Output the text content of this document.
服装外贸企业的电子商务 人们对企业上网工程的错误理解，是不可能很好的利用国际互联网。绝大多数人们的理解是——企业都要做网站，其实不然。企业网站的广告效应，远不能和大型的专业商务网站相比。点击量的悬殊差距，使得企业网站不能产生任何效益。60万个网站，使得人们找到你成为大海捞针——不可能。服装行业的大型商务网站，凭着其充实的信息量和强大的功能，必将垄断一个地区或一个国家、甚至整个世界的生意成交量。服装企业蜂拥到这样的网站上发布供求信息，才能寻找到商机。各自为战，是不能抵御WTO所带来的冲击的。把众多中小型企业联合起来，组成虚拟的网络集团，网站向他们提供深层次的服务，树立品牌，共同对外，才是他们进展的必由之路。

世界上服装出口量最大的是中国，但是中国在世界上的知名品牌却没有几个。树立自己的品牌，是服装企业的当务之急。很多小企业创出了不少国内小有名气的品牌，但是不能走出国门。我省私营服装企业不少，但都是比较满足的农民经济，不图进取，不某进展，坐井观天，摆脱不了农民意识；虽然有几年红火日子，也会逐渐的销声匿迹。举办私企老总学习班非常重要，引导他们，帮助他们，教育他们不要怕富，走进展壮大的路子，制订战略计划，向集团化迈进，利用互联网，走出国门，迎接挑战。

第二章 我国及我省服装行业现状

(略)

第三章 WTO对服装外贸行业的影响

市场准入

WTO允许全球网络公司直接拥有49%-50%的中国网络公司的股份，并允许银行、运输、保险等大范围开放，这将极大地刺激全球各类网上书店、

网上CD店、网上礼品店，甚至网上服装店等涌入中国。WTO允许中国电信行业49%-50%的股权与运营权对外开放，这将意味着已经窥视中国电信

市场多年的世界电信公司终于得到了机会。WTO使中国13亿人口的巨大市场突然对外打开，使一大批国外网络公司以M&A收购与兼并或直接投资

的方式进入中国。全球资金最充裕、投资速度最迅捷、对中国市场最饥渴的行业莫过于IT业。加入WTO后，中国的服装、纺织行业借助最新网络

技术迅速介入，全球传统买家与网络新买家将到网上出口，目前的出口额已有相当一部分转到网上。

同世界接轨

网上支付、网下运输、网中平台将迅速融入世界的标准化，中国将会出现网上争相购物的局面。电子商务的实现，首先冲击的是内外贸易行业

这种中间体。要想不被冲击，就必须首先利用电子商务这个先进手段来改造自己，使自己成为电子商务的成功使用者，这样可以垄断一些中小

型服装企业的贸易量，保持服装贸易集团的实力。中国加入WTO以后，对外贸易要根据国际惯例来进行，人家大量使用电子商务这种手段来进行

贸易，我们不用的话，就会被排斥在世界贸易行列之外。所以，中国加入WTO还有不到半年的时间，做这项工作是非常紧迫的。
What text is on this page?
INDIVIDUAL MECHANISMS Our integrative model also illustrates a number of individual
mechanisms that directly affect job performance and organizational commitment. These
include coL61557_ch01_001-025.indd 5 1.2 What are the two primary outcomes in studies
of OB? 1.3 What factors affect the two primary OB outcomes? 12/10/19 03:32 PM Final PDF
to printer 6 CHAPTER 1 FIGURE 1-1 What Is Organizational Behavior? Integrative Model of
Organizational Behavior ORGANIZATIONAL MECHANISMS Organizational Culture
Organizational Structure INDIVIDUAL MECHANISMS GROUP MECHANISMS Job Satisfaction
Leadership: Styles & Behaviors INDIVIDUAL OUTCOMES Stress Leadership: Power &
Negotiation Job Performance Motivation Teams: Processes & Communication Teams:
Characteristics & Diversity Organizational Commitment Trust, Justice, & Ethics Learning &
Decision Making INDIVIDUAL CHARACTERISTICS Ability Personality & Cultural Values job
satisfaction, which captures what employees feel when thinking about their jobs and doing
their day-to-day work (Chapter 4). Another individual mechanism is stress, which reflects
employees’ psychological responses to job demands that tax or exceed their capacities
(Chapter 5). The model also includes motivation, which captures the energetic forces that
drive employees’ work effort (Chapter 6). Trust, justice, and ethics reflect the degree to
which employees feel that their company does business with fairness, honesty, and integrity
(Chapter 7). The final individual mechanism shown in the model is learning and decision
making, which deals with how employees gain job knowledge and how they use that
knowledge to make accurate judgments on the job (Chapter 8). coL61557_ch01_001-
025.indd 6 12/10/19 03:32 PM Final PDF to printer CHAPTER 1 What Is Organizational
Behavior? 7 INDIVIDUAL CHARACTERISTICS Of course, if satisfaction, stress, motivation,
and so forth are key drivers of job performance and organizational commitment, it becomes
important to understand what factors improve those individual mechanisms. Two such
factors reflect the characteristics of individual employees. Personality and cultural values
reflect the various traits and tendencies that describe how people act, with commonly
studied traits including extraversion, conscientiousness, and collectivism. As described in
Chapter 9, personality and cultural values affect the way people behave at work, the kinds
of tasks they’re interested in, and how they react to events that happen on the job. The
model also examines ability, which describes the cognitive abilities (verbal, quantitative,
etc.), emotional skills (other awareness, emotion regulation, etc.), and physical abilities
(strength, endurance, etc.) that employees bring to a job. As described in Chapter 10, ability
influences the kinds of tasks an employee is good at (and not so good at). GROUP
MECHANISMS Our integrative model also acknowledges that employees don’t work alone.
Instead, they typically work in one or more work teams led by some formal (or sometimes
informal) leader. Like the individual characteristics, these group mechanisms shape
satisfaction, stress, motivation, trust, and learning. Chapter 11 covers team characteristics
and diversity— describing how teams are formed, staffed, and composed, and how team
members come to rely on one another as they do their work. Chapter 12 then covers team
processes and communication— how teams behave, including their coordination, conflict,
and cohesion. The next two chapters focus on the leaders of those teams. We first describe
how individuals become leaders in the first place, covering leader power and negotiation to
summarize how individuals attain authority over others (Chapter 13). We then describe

_Brief_: Restate the whole of the material exactly.

_Solution to this task_:
Output the text content of this document.
服装外贸企业的电子商务 人们对企业上网工程的错误理解，是不可能很好的利用国际互联网。绝大多数人们的理解是——企业都要做网站，其实不然。企业网站的广告效应，远不能和大型的专业商务网站相比。点击量的悬殊差距，使得企业网站不能产生任何效益。60万个网站，使得人们找到你成为大海捞针——不可能。服装行业的大型商务网站，凭着其充实的信息量和强大的功能，必将垄断一个地区或一个国家、甚至整个世界的生意成交量。服装企业蜂拥到这样的网站上发布供求信息，才能寻找到商机。各自为战，是不能抵御WTO所带来的冲击的。把众多中小型企业联合起来，组成虚拟的网络集团，网站向他们提供深层次的服务，树立品牌，共同对外，才是他们进展的必由之路。

世界上服装出口量最大的是中国，但是中国在世界上的知名品牌却没有几个。树立自己的品牌，是服装企业的当务之急。很多小企业创出了不少国内小有名气的品牌，但是不能走出国门。我省私营服装企业不少，但都是比较满足的农民经济，不图进取，不某进展，坐井观天，摆脱不了农民意识；虽然有几年红火日子，也会逐渐的销声匿迹。举办私企老总学习班非常重要，引导他们，帮助他们，教育他们不要怕富，走进展壮大的路子，制订战略计划，向集团化迈进，利用互联网，走出国门，迎接挑战。

第二章 我国及我省服装行业现状

(略)

第三章 WTO对服装外贸行业的影响

市场准入

WTO允许全球网络公司直接拥有49%-50%的中国网络公司的股份，并允许银行、运输、保险等大范围开放，这将极大地刺激全球各类网上书店、

网上CD店、网上礼品店，甚至网上服装店等涌入中国。WTO允许中国电信行业49%-50%的股权与运营权对外开放，这将意味着已经窥视中国电信

市场多年的世界电信公司终于得到了机会。WTO使中国13亿人口的巨大市场突然对外打开，使一大批国外网络公司以M&A收购与兼并或直接投资

的方式进入中国。全球资金最充裕、投资速度最迅捷、对中国市场最饥渴的行业莫过于IT业。加入WTO后，中国的服装、纺织行业借助最新网络

技术迅速介入，全球传统买家与网络新买家将到网上出口，目前的出口额已有相当一部分转到网上。

同世界接轨

网上支付、网下运输、网中平台将迅速融入世界的标准化，中国将会出现网上争相购物的局面。电子商务的实现，首先冲击的是内外贸易行业

这种中间体。要想不被冲击，就必须首先利用电子商务这个先进手段来改造自己，使自己成为电子商务的成功使用者，这样可以垄断一些中小

型服装企业的贸易量，保持服装贸易集团的实力。中国加入WTO以后，对外贸易要根据国际惯例来进行，人家大量使用电子商务这种手段来进行

贸易，我们不用的话，就会被排斥在世界贸易行列之外。所以，中国加入WTO还有不到半年的时间，做这项工作是非常紧迫的。
What text is on this page?
INDIVIDUAL MECHANISMS Our integrative model also illustrates a number of individual
mechanisms that directly affect job performance and organizational commitment. These
include coL61557_ch01_001-025.indd 5 1.2 What are the two primary outcomes in studies
of OB? 1.3 What factors affect the two primary OB outcomes? 12/10/19 03:32 PM Final PDF
to printer 6 CHAPTER 1 FIGURE 1-1 What Is Organizational Behavior? Integrative Model of
Organizational Behavior ORGANIZATIONAL MECHANISMS Organizational Culture
Organizational Structure INDIVIDUAL MECHANISMS GROUP MECHANISMS Job Satisfaction
Leadership: Styles & Behaviors INDIVIDUAL OUTCOMES Stress Leadership: Power &
Negotiation Job Performance Motivation Teams: Processes & Communication Teams:
Characteristics & Diversity Organizational Commitment Trust, Justice, & Ethics Learning &
Decision Making INDIVIDUAL CHARACTERISTICS Ability Personality & Cultural Values job
satisfaction, which captures what employees feel when thinking about their jobs and doing
their day-to-day work (Chapter 4). Another individual mechanism is stress, which reflects
employees’ psychological responses to job demands that tax or exceed their capacities
(Chapter 5). The model also includes motivation, which captures the energetic forces that
drive employees’ work effort (Chapter 6). Trust, justice, and ethics reflect the degree to
which employees feel that their company does business with fairness, honesty, and integrity
(Chapter 7). The final individual mechanism shown in the model is learning and decision
making, which deals with how employees gain job knowledge and how they use that
knowledge to make accurate judgments on the job (Chapter 8). coL61557_ch01_001-
025.indd 6 12/10/19 03:32 PM Final PDF to printer CHAPTER 1 What Is Organizational
Behavior? 7 INDIVIDUAL CHARACTERISTICS Of course, if satisfaction, stress, motivation,
and so forth are key drivers of job performance and organizational commitment, it becomes
important to understand what factors improve those individual mechanisms. Two such
factors reflect the characteristics of individual employees. Personality and cultural values
reflect the various traits and tendencies that describe how people act, with commonly
studied traits including extraversion, conscientiousness, and collectivism. As described in
Chapter 9, personality and cultural values affect the way people behave at work, the kinds
of tasks they’re interested in, and how they react to events that happen on the job. The
model also examines ability, which describes the cognitive abilities (verbal, quantitative,
etc.), emotional skills (other awareness, emotion regulation, etc.), and physical abilities
(strength, endurance, etc.) that employees bring to a job. As described in Chapter 10, ability
influences the kinds of tasks an employee is good at (and not so good at). GROUP
MECHANISMS Our integrative model also acknowledges that employees don’t work alone.
Instead, they typically work in one or more work teams led by some formal (or sometimes
informal) leader. Like the individual characteristics, these group mechanisms shape
satisfaction, stress, motivation, trust, and learning. Chapter 11 covers team characteristics
and diversity— describing how teams are formed, staffed, and composed, and how team
members come to rely on one another as they do their work. Chapter 12 then covers team
processes and communication— how teams behave, including their coordination, conflict,
and cohesion. The next two chapters focus on the leaders of those teams. We first describe
how individuals become leaders in the first place, covering leader power and negotiation to
summarize how individuals attain authority over others (Chapter 13). We then describe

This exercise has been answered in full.